■ **STATED PROBLEM**
Read the lines that follow and pick out every one containing the word "skip".

--- STORED RECORDS ---

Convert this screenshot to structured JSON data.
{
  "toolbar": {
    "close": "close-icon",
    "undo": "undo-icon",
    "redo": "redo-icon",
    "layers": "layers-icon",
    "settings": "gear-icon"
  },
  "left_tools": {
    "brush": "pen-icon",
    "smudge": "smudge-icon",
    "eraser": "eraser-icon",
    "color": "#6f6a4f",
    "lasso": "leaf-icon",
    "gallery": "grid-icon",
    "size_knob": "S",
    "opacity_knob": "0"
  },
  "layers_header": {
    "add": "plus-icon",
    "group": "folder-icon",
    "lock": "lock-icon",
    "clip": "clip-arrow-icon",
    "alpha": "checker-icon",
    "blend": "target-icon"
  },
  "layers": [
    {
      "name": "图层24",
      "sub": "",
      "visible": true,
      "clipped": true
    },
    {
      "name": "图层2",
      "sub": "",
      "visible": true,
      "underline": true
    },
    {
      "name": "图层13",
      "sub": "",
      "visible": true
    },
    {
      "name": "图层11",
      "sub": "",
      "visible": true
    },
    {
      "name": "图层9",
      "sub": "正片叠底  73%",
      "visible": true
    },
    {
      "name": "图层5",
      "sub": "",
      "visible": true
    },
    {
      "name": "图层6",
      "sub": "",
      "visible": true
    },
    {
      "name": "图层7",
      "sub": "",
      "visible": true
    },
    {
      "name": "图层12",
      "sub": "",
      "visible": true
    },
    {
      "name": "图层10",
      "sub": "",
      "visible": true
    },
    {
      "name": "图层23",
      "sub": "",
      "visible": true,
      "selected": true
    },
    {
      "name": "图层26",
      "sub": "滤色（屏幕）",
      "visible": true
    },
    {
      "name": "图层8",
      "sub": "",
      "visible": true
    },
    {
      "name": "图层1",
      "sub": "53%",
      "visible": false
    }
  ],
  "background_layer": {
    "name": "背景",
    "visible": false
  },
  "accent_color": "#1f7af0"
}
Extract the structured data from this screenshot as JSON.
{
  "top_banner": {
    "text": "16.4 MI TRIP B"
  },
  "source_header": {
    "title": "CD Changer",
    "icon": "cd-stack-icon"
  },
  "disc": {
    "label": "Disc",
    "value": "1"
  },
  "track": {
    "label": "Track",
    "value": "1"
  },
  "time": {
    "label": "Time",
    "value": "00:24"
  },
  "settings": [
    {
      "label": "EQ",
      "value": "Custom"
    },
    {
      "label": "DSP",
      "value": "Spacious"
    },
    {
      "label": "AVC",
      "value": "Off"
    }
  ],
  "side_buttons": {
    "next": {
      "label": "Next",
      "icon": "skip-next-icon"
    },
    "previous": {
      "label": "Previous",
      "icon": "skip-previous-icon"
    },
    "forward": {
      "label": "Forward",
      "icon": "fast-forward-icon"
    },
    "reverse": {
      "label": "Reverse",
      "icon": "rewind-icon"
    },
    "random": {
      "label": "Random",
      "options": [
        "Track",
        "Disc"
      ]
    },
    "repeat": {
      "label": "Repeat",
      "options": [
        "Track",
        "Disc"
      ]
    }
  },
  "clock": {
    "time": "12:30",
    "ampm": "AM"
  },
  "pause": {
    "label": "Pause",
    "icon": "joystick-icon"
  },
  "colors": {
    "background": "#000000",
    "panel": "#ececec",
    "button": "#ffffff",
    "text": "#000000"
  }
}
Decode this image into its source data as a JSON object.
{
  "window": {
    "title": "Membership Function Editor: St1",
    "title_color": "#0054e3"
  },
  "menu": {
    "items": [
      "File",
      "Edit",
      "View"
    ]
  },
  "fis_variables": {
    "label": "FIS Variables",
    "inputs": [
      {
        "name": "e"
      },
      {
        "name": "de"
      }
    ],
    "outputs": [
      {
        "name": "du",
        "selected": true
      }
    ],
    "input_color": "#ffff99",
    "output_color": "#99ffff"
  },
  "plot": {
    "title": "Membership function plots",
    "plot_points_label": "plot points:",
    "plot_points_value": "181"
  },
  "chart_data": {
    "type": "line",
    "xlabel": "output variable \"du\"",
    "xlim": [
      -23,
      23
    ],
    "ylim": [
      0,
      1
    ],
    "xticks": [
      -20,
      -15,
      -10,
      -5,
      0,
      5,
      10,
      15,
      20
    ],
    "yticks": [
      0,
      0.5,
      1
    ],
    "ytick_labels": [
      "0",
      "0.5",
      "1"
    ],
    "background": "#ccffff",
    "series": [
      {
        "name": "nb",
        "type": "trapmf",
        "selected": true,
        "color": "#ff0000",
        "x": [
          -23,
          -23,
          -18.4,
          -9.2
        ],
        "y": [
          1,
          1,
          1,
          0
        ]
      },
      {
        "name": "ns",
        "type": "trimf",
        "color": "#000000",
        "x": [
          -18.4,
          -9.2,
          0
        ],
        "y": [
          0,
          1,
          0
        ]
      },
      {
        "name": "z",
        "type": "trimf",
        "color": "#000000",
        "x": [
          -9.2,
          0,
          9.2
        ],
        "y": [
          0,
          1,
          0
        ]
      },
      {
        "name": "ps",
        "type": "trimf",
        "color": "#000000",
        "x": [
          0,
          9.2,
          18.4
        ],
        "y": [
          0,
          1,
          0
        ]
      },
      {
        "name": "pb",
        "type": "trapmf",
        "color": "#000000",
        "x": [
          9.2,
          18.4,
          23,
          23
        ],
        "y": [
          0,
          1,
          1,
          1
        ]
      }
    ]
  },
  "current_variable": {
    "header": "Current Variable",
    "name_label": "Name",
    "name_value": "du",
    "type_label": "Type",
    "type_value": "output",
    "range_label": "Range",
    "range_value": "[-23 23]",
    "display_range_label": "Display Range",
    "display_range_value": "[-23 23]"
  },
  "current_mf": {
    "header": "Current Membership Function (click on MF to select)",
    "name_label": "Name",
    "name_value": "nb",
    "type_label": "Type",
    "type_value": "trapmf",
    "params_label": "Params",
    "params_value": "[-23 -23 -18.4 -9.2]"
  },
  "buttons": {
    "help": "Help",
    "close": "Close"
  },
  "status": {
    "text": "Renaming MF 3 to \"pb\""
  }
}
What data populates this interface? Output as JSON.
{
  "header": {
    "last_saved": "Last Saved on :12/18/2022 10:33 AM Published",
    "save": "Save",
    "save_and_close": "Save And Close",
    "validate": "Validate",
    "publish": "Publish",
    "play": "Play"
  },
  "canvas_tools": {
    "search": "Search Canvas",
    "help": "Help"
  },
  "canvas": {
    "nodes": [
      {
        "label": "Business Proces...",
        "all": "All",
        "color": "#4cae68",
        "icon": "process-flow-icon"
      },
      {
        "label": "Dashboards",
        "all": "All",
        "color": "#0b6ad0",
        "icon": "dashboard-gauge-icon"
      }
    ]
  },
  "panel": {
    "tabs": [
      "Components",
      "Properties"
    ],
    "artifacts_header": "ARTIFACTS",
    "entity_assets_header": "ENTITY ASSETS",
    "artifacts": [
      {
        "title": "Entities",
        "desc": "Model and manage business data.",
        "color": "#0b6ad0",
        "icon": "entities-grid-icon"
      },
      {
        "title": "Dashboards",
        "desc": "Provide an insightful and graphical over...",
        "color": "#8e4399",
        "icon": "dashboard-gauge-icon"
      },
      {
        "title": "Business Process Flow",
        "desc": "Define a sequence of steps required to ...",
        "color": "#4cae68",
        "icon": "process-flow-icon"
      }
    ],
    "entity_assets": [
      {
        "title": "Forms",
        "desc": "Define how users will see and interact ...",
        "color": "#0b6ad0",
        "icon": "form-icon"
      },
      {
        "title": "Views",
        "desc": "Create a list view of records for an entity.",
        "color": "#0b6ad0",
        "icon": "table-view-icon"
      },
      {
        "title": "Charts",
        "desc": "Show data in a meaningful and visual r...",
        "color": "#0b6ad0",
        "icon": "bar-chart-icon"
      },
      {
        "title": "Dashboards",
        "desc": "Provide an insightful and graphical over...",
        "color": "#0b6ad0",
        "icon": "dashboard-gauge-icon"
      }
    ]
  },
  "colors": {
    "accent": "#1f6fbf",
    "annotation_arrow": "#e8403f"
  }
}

---

■ **RESULT**
      "icon": "skip-next-icon"
      "icon": "skip-previous-icon"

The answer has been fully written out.